START EXCERPT PROVIDED
One of the weaknesses of the current study is that patients with CVD were not excluded from the study, which is a potential limitation because of the association of CVD with the exposure and outcome of the study. Moreover, other factors associated with obesity, such as waist circumference, drinking, and physical activity were not measured in the first phase of the study. The strengths of this study include the modeling of the exposure and modeling of the censored participants in the second phase of the study based on confounding variables, such as BMI and age.
In summary, the results of this study showed that pre-hypertension, based on the JNC-7 definition, was not a risk factor for the incidence of diabetes. Our results showed that among the participants who had pre-hypertension, those with higher BP levels (high-normal compared to normal BP) had a higher risk of developing diabetes. These results show a positive relationship between increased BP and diabetes incidence risk among adults. Comparing these results with those other studies confirms that since BP measurement is a quantitative and continuous variable, the use of the new definition of stage 1 hypertension (according to ACA/ AHA guideline) may be a more meaningful categorization for diabetes risk assessment than the JNC-7 classification. Persons in the high-normal stage are already at a substantially increased risk of diabetes compared to those with normal BP. To reduce diabetes incidence in the adult population, controlling and monitoring BP is recommended.
The Shahroud Eye Cohort Study was supported by the Noor Ophthalmology Research Center and Shahroud University of Medical Sciences.

The authors have no conflicts of interest to declare for this study.

Table 1.
Comparison of baseline characteristics among participants with normal BP and pre-hypertension
Characteristics Normal BP (n=1,364) Pre-hypertension (n=1,577) Total (n=2,941) p-value
Age (mean±SD, yr) 49.0±5.7 50.1±6.1 49.6±5.9 <0.001
BMI (mean±SD, kg/m2) 26.7±4.7 28.1±4.7 27.4±4.7 <0.001
Years of education (mean±SD, yr) 7.5±4.5 7.6±4.6 7.6±4.6 0.73
SBP (mean±SD, mmHg) 109.8±7.4 126.8±6.6 118.9±11.0 <0.001
DBP (mean±SD, mmHg) 69.4±6.5 79.3±6.3 74.7±8.1 <0.001
 Male 507 (37.2) 751 (47.6) 1,258 (42.8) <0.001
 Female 857 (62.8) 826 (52.4) 1,683 (57.2)
 Normal 507 (7.2) 395 (25.1) 902 (30.7) <0.001
 Overweight 545 (40.0) 683 (43.3) 1,228 (41.8)
 Obese 312 (22.9) 499 (31.6) 811 (27.6)
Tobacco smoking 205 (15.0) 197 (12.5) 402 (13.7) 0.05
Economic status
 High 643 (47.2) 748 (47.5) 1,391 (47.4) 0.97
 Medium 378 (27.7) 437 (27.8) 815 (27.8)
 Low 342 (25.1) 389 (24.7) 731 (24.8)

Values are presented as number (%).
END EXCERPT PROVIDED
START DATA LISTING
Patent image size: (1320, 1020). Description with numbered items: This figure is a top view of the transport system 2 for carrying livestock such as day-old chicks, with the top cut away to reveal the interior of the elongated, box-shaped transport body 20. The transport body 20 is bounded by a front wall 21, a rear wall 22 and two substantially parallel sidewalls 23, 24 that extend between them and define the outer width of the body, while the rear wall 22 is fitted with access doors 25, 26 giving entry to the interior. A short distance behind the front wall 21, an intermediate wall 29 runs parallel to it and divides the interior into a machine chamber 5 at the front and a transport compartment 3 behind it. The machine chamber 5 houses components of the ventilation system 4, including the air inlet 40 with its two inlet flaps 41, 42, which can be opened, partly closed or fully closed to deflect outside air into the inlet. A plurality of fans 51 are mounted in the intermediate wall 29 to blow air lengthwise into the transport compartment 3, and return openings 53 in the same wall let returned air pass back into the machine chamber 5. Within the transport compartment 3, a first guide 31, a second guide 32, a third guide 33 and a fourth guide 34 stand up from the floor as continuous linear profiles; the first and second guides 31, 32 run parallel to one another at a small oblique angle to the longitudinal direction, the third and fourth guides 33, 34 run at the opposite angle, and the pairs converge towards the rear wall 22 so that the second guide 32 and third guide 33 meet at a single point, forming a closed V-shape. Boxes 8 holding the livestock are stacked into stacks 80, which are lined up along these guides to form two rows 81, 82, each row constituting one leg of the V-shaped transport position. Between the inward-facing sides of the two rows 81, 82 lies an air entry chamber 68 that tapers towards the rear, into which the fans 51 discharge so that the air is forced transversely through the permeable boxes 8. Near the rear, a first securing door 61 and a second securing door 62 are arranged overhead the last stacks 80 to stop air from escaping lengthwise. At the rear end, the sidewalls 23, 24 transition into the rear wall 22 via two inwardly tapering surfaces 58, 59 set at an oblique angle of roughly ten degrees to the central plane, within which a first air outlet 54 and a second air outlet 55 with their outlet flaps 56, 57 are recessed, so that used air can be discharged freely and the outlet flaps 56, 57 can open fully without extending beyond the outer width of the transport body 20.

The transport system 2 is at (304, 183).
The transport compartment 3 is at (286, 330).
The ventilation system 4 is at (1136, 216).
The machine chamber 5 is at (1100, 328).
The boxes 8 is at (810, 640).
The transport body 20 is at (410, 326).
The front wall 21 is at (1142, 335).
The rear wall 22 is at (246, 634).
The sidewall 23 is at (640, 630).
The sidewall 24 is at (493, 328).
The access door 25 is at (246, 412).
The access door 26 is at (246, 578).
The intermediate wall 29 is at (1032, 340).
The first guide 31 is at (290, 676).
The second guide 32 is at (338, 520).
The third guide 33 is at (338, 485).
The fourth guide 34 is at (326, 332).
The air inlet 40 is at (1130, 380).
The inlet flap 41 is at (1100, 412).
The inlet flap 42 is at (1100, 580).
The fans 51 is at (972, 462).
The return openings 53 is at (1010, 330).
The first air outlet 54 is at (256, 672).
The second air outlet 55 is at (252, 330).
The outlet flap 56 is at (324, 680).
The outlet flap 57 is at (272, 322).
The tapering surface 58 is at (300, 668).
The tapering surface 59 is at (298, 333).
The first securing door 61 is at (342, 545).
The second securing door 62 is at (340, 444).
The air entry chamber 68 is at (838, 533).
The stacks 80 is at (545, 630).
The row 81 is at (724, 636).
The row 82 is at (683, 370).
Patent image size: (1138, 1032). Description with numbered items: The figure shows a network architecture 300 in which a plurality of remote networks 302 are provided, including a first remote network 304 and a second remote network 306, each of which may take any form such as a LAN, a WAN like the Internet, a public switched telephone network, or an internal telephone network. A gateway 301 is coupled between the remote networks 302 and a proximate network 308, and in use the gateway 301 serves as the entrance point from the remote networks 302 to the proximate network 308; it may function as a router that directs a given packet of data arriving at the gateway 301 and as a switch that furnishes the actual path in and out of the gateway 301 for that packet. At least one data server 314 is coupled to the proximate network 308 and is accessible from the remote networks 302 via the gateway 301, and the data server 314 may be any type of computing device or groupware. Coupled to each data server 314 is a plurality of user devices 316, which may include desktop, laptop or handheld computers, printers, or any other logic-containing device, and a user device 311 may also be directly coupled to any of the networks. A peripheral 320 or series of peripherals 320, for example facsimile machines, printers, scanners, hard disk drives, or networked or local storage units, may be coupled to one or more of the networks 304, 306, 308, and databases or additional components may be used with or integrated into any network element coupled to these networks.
END DATA LISTING
> [DIRECTIONS]:
A – According to the study excerpt, why is it a limitation that patients with CVD were not excluded? Answer in one to three sentences.
B – Answer these questions from the study excerpt:
(i) Which two bodies supported the Shahroud Eye Cohort Study?
(ii) In Table 1, what is the mean BMI of the pre-hypertension group?
(iii) What does the summary recommend to reduce diabetes incidence in the adult population?
C – Translate this sentence from the study excerpt into Spanish: "The authors have no conflicts of interest to declare for this study."

> [PER-TASK OUTPUTS]:
A – CVD is associated with both the exposure and the outcome of the study. Leaving these patients in is therefore a potential weakness.

B –
(i) The Noor Ophthalmology Research Center and Shahroud University of Medical Sciences.
(ii) 28.1±4.7 kg/m2.
(iii) Controlling and monitoring BP.

C – Los autores no tienen conflictos de intereses que declarar en relación con este estudio.